**Stated exercise**
Give the entries back exactly, dropping each image.

# # # # # # #

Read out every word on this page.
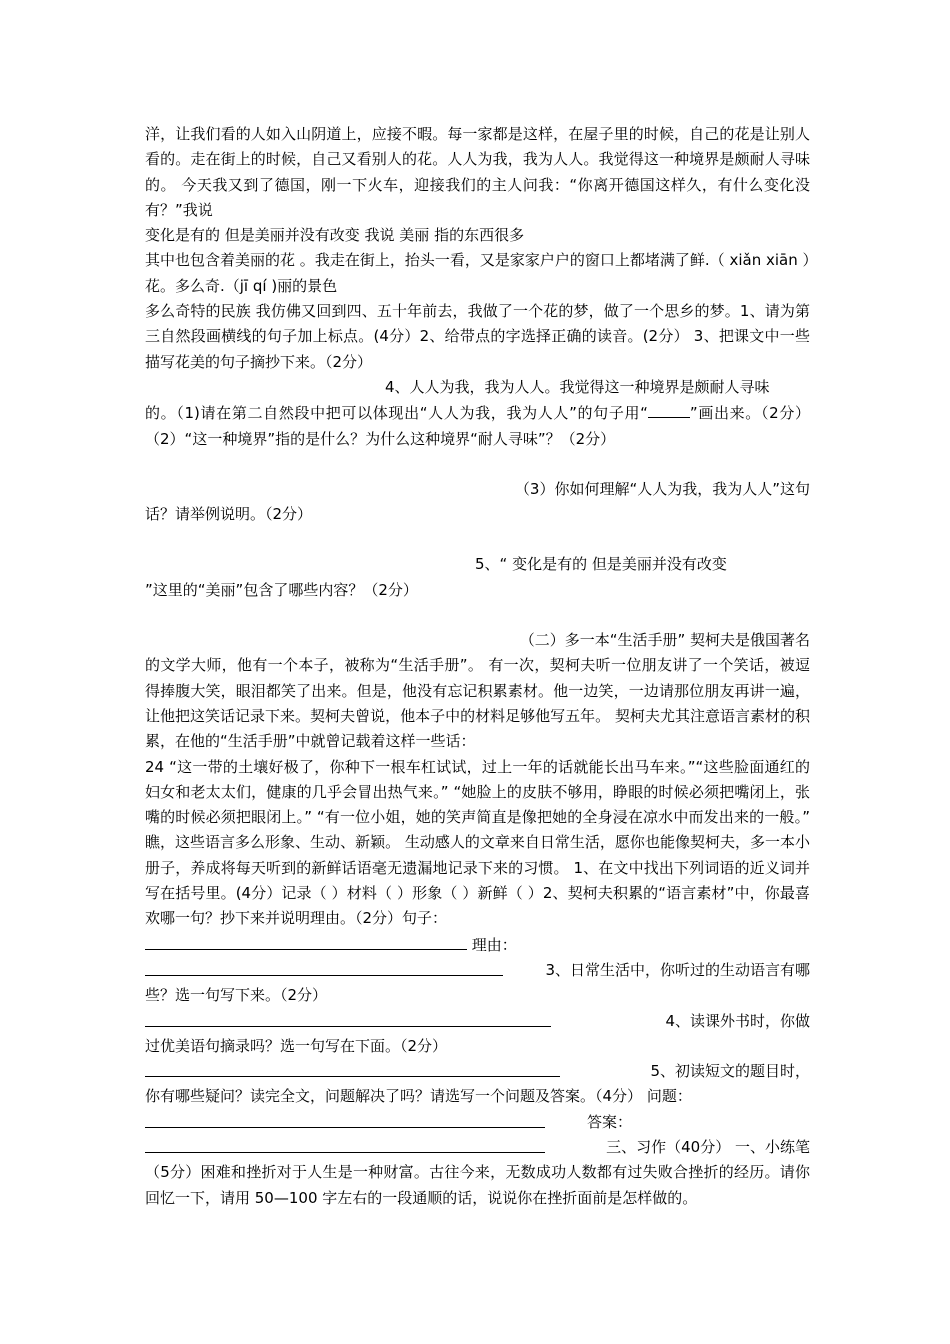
洋，让我们看的人如入山阴道上，应接不暇。每一家都是这样，在屋子里的时候，自己的花是让别人看的。走在街上的时候，自己又看别人的花。人人为我，我为人人。我觉得这一种境界是颇耐人寻味的。 今天我又到了德国，刚一下火车，迎接我们的主人问我：“你离开德国这样久，有什么变化没有？”我说

变化是有的 但是美丽并没有改变 我说 美丽 指的东西很多

其中也包含着美丽的花 。我走在街上，抬头一看，又是家家户户的窗口上都堵满了鲜.（ xiǎn xiān ）花。多么奇.（jī qí )丽的景色

多么奇特的民族 我仿佛又回到四、五十年前去，我做了一个花的梦，做了一个思乡的梦。1、请为第三自然段画横线的句子加上标点。(4分）2、给带点的字选择正确的读音。(2分） 3、把课文中一些描写花美的句子摘抄下来。（2分）

4、人人为我，我为人人。我觉得这一种境界是颇耐人寻味
的。（1)请在第二自然段中把可以体现出“人人为我，我为人人”的句子用“	”画出来。（2分） （2）“这一种境界”指的是什么？为什么这种境界“耐人寻味”？（2分）

（3）你如何理解“人人为我，我为人人”这句
话？请举例说明。（2分）

5、“ 变化是有的 但是美丽并没有改变
”这里的“美丽”包含了哪些内容？（2分）

（二）多一本“生活手册” 契柯夫是俄国著名
的文学大师，他有一个本子，被称为“生活手册”。 有一次，契柯夫听一位朋友讲了一个笑话，被逗得捧腹大笑，眼泪都笑了出来。但是，他没有忘记积累素材。他一边笑，一边请那位朋友再讲一遍，让他把这笑话记录下来。契柯夫曾说，他本子中的材料足够他写五年。 契柯夫尤其注意语言素材的积累，在他的“生活手册”中就曾记载着这样一些话：

24 “这一带的土壤好极了，你种下一根车杠试试，过上一年的话就能长出马车来。”“这些脸面通红的妇女和老太太们，健康的几乎会冒出热气来。” “她脸上的皮肤不够用，睁眼的时候必须把嘴闭上，张嘴的时候必须把眼闭上。” “有一位小姐，她的笑声简直是像把她的全身浸在凉水中而发出来的一般。” 瞧，这些语言多么形象、生动、新颖。 生动感人的文章来自日常生活，愿你也能像契柯夫，多一本小册子，养成将每天听到的新鲜话语毫无遗漏地记录下来的习惯。 1、在文中找出下列词语的近义词并写在括号里。(4分）记录（ ）材料（ ）形象（ ）新鲜（ ）2、契柯夫积累的“语言素材”中，你最喜欢哪一句？抄下来并说明理由。（2分）句子：

理由：

3、日常生活中，你听过的生动语言有哪

些？选一句写下来。（2分）

4、读课外书时，你做

过优美语句摘录吗？选一句写在下面。（2分）

5、初读短文的题目时，

你有哪些疑问？读完全文，问题解决了吗？请选写一个问题及答案。（4分） 问题：

答案：

三、习作（40分） 一、小练笔

（5分）困难和挫折对于人生是一种财富。古往今来，无数成功人数都有过失败合挫折的经历。请你回忆一下，请用 50—100 字左右的一段通顺的话，说说你在挫折面前是怎样做的。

# # # # # # #

**Exercise answer**
Read out every word on this page.
洋，让我们看的人如入山阴道上，应接不暇。每一家都是这样，在屋子里的时候，自己的花是让别人看的。走在街上的时候，自己又看别人的花。人人为我，我为人人。我觉得这一种境界是颇耐人寻味的。 今天我又到了德国，刚一下火车，迎接我们的主人问我：“你离开德国这样久，有什么变化没有？”我说

变化是有的 但是美丽并没有改变 我说 美丽 指的东西很多

其中也包含着美丽的花 。我走在街上，抬头一看，又是家家户户的窗口上都堵满了鲜.（ xiǎn xiān ）花。多么奇.（jī qí )丽的景色

多么奇特的民族 我仿佛又回到四、五十年前去，我做了一个花的梦，做了一个思乡的梦。1、请为第三自然段画横线的句子加上标点。(4分）2、给带点的字选择正确的读音。(2分） 3、把课文中一些描写花美的句子摘抄下来。（2分）

4、人人为我，我为人人。我觉得这一种境界是颇耐人寻味
的。（1)请在第二自然段中把可以体现出“人人为我，我为人人”的句子用“	”画出来。（2分） （2）“这一种境界”指的是什么？为什么这种境界“耐人寻味”？（2分）

（3）你如何理解“人人为我，我为人人”这句
话？请举例说明。（2分）

5、“ 变化是有的 但是美丽并没有改变
”这里的“美丽”包含了哪些内容？（2分）

（二）多一本“生活手册” 契柯夫是俄国著名
的文学大师，他有一个本子，被称为“生活手册”。 有一次，契柯夫听一位朋友讲了一个笑话，被逗得捧腹大笑，眼泪都笑了出来。但是，他没有忘记积累素材。他一边笑，一边请那位朋友再讲一遍，让他把这笑话记录下来。契柯夫曾说，他本子中的材料足够他写五年。 契柯夫尤其注意语言素材的积累，在他的“生活手册”中就曾记载着这样一些话：

24 “这一带的土壤好极了，你种下一根车杠试试，过上一年的话就能长出马车来。”“这些脸面通红的妇女和老太太们，健康的几乎会冒出热气来。” “她脸上的皮肤不够用，睁眼的时候必须把嘴闭上，张嘴的时候必须把眼闭上。” “有一位小姐，她的笑声简直是像把她的全身浸在凉水中而发出来的一般。” 瞧，这些语言多么形象、生动、新颖。 生动感人的文章来自日常生活，愿你也能像契柯夫，多一本小册子，养成将每天听到的新鲜话语毫无遗漏地记录下来的习惯。 1、在文中找出下列词语的近义词并写在括号里。(4分）记录（ ）材料（ ）形象（ ）新鲜（ ）2、契柯夫积累的“语言素材”中，你最喜欢哪一句？抄下来并说明理由。（2分）句子：

理由：

3、日常生活中，你听过的生动语言有哪

些？选一句写下来。（2分）

4、读课外书时，你做

过优美语句摘录吗？选一句写在下面。（2分）

5、初读短文的题目时，

你有哪些疑问？读完全文，问题解决了吗？请选写一个问题及答案。（4分） 问题：

答案：

三、习作（40分） 一、小练笔

（5分）困难和挫折对于人生是一种财富。古往今来，无数成功人数都有过失败合挫折的经历。请你回忆一下，请用 50—100 字左右的一段通顺的话，说说你在挫折面前是怎样做的。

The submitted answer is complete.